## [TASK STATEMENT]
Extract each line where the string "image" shows up.

--- Start EXCERPTED DATA ---

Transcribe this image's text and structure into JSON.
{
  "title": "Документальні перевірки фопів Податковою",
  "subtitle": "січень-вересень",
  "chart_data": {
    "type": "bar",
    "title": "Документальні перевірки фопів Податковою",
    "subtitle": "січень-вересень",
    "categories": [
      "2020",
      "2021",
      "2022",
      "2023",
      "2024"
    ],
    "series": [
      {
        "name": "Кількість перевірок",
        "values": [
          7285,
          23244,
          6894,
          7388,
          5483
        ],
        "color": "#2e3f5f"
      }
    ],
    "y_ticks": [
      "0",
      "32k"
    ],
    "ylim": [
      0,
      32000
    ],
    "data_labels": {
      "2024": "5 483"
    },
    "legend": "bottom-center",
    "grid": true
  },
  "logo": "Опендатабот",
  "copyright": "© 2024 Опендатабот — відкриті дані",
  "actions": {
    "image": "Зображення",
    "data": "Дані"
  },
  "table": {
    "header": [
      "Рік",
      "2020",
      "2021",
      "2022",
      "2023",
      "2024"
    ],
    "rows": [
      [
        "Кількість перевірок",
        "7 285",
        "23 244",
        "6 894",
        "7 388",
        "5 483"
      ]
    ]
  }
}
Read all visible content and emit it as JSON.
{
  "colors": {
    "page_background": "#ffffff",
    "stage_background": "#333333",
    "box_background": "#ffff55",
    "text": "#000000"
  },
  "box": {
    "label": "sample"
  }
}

--- End EXCERPTED DATA ---

## [SOLUTION TO THE PROBLEM]
Transcribe this image's text and structure into JSON.
    "image": "Зображення",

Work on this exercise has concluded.